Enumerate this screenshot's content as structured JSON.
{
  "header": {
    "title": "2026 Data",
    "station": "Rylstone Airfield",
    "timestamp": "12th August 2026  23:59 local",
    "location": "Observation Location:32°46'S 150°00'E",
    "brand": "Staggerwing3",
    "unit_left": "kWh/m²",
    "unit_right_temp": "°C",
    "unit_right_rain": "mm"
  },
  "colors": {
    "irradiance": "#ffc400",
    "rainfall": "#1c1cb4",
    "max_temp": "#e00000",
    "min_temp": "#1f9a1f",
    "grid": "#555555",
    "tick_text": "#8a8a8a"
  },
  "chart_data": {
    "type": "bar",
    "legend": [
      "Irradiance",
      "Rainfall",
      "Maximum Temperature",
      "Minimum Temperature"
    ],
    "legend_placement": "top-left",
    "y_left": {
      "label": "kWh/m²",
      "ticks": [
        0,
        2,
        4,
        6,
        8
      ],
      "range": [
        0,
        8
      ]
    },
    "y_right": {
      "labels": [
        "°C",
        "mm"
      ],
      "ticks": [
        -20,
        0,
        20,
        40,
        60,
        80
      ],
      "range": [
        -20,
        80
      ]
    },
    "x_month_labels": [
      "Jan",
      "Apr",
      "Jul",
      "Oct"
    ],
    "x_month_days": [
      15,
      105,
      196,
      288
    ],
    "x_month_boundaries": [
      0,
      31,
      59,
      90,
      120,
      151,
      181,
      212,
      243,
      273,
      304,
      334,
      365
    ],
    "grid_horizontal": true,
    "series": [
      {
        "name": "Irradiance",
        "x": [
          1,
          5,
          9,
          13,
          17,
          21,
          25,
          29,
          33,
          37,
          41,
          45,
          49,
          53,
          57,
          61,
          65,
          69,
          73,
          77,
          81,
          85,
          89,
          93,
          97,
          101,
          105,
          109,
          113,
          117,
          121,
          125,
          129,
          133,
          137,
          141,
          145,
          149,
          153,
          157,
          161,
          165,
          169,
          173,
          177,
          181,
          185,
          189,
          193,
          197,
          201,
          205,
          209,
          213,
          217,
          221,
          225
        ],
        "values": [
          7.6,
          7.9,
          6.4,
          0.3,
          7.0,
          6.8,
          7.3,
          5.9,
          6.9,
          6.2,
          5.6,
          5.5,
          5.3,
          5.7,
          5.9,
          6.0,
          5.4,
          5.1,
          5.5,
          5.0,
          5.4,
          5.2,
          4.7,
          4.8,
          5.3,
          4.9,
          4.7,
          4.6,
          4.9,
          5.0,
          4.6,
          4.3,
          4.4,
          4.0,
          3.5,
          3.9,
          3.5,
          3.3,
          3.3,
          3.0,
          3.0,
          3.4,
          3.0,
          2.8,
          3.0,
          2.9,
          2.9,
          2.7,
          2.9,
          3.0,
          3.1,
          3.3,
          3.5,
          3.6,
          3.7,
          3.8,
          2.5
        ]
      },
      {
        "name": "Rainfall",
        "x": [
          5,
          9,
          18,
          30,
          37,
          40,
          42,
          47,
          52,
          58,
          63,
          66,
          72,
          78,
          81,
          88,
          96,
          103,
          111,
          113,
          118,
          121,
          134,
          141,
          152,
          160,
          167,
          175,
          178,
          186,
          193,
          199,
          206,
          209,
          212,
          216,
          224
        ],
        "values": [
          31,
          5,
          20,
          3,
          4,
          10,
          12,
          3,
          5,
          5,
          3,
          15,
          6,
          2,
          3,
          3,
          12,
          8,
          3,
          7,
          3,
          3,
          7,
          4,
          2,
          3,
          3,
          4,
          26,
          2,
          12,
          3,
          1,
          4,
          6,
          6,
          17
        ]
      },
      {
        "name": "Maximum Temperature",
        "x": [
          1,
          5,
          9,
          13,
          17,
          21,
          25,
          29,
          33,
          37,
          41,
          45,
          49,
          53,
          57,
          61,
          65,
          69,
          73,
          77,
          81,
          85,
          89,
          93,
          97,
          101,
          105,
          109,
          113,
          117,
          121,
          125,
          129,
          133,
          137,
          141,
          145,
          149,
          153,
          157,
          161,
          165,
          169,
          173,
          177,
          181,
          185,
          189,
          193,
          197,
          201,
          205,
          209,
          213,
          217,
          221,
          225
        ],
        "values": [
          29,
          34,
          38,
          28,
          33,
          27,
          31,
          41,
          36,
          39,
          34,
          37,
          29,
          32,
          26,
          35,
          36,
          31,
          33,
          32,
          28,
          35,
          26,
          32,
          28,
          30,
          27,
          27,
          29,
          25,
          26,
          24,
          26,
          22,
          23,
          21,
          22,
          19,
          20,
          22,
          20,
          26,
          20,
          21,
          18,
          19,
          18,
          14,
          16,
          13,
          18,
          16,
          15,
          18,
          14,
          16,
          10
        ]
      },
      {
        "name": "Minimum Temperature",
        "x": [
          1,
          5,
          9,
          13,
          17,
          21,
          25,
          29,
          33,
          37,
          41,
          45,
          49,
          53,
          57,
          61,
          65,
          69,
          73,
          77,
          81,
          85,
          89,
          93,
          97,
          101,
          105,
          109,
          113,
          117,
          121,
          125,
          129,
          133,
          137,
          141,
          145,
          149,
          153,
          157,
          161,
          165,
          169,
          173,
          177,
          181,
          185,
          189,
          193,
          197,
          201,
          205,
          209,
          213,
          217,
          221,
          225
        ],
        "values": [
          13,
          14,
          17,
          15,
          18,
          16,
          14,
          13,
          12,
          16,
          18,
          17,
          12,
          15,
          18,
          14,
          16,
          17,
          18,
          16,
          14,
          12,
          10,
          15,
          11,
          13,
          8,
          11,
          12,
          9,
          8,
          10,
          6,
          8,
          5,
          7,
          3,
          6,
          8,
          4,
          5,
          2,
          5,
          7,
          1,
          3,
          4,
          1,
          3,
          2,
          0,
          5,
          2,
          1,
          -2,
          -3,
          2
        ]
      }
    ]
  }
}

==============================

SHORT PROBLEM:
Set down every record above exactly as given.

ANSWER:
Enumerate this screenshot's content as structured JSON.
{
  "header": {
    "title": "2026 Data",
    "station": "Rylstone Airfield",
    "timestamp": "12th August 2026  23:59 local",
    "location": "Observation Location:32°46'S 150°00'E",
    "brand": "Staggerwing3",
    "unit_left": "kWh/m²",
    "unit_right_temp": "°C",
    "unit_right_rain": "mm"
  },
  "colors": {
    "irradiance": "#ffc400",
    "rainfall": "#1c1cb4",
    "max_temp": "#e00000",
    "min_temp": "#1f9a1f",
    "grid": "#555555",
    "tick_text": "#8a8a8a"
  },
  "chart_data": {
    "type": "bar",
    "legend": [
      "Irradiance",
      "Rainfall",
      "Maximum Temperature",
      "Minimum Temperature"
    ],
    "legend_placement": "top-left",
    "y_left": {
      "label": "kWh/m²",
      "ticks": [
        0,
        2,
        4,
        6,
        8
      ],
      "range": [
        0,
        8
      ]
    },
    "y_right": {
      "labels": [
        "°C",
        "mm"
      ],
      "ticks": [
        -20,
        0,
        20,
        40,
        60,
        80
      ],
      "range": [
        -20,
        80
      ]
    },
    "x_month_labels": [
      "Jan",
      "Apr",
      "Jul",
      "Oct"
    ],
    "x_month_days": [
      15,
      105,
      196,
      288
    ],
    "x_month_boundaries": [
      0,
      31,
      59,
      90,
      120,
      151,
      181,
      212,
      243,
      273,
      304,
      334,
      365
    ],
    "grid_horizontal": true,
    "series": [
      {
        "name": "Irradiance",
        "x": [
          1,
          5,
          9,
          13,
          17,
          21,
          25,
          29,
          33,
          37,
          41,
          45,
          49,
          53,
          57,
          61,
          65,
          69,
          73,
          77,
          81,
          85,
          89,
          93,
          97,
          101,
          105,
          109,
          113,
          117,
          121,
          125,
          129,
          133,
          137,
          141,
          145,
          149,
          153,
          157,
          161,
          165,
          169,
          173,
          177,
          181,
          185,
          189,
          193,
          197,
          201,
          205,
          209,
          213,
          217,
          221,
          225
        ],
        "values": [
          7.6,
          7.9,
          6.4,
          0.3,
          7.0,
          6.8,
          7.3,
          5.9,
          6.9,
          6.2,
          5.6,
          5.5,
          5.3,
          5.7,
          5.9,
          6.0,
          5.4,
          5.1,
          5.5,
          5.0,
          5.4,
          5.2,
          4.7,
          4.8,
          5.3,
          4.9,
          4.7,
          4.6,
          4.9,
          5.0,
          4.6,
          4.3,
          4.4,
          4.0,
          3.5,
          3.9,
          3.5,
          3.3,
          3.3,
          3.0,
          3.0,
          3.4,
          3.0,
          2.8,
          3.0,
          2.9,
          2.9,
          2.7,
          2.9,
          3.0,
          3.1,
          3.3,
          3.5,
          3.6,
          3.7,
          3.8,
          2.5
        ]
      },
      {
        "name": "Rainfall",
        "x": [
          5,
          9,
          18,
          30,
          37,
          40,
          42,
          47,
          52,
          58,
          63,
          66,
          72,
          78,
          81,
          88,
          96,
          103,
          111,
          113,
          118,
          121,
          134,
          141,
          152,
          160,
          167,
          175,
          178,
          186,
          193,
          199,
          206,
          209,
          212,
          216,
          224
        ],
        "values": [
          31,
          5,
          20,
          3,
          4,
          10,
          12,
          3,
          5,
          5,
          3,
          15,
          6,
          2,
          3,
          3,
          12,
          8,
          3,
          7,
          3,
          3,
          7,
          4,
          2,
          3,
          3,
          4,
          26,
          2,
          12,
          3,
          1,
          4,
          6,
          6,
          17
        ]
      },
      {
        "name": "Maximum Temperature",
        "x": [
          1,
          5,
          9,
          13,
          17,
          21,
          25,
          29,
          33,
          37,
          41,
          45,
          49,
          53,
          57,
          61,
          65,
          69,
          73,
          77,
          81,
          85,
          89,
          93,
          97,
          101,
          105,
          109,
          113,
          117,
          121,
          125,
          129,
          133,
          137,
          141,
          145,
          149,
          153,
          157,
          161,
          165,
          169,
          173,
          177,
          181,
          185,
          189,
          193,
          197,
          201,
          205,
          209,
          213,
          217,
          221,
          225
        ],
        "values": [
          29,
          34,
          38,
          28,
          33,
          27,
          31,
          41,
          36,
          39,
          34,
          37,
          29,
          32,
          26,
          35,
          36,
          31,
          33,
          32,
          28,
          35,
          26,
          32,
          28,
          30,
          27,
          27,
          29,
          25,
          26,
          24,
          26,
          22,
          23,
          21,
          22,
          19,
          20,
          22,
          20,
          26,
          20,
          21,
          18,
          19,
          18,
          14,
          16,
          13,
          18,
          16,
          15,
          18,
          14,
          16,
          10
        ]
      },
      {
        "name": "Minimum Temperature",
        "x": [
          1,
          5,
          9,
          13,
          17,
          21,
          25,
          29,
          33,
          37,
          41,
          45,
          49,
          53,
          57,
          61,
          65,
          69,
          73,
          77,
          81,
          85,
          89,
          93,
          97,
          101,
          105,
          109,
          113,
          117,
          121,
          125,
          129,
          133,
          137,
          141,
          145,
          149,
          153,
          157,
          161,
          165,
          169,
          173,
          177,
          181,
          185,
          189,
          193,
          197,
          201,
          205,
          209,
          213,
          217,
          221,
          225
        ],
        "values": [
          13,
          14,
          17,
          15,
          18,
          16,
          14,
          13,
          12,
          16,
          18,
          17,
          12,
          15,
          18,
          14,
          16,
          17,
          18,
          16,
          14,
          12,
          10,
          15,
          11,
          13,
          8,
          11,
          12,
          9,
          8,
          10,
          6,
          8,
          5,
          7,
          3,
          6,
          8,
          4,
          5,
          2,
          5,
          7,
          1,
          3,
          4,
          1,
          3,
          2,
          0,
          5,
          2,
          1,
          -2,
          -3,
          2
        ]
      }
    ]
  }
}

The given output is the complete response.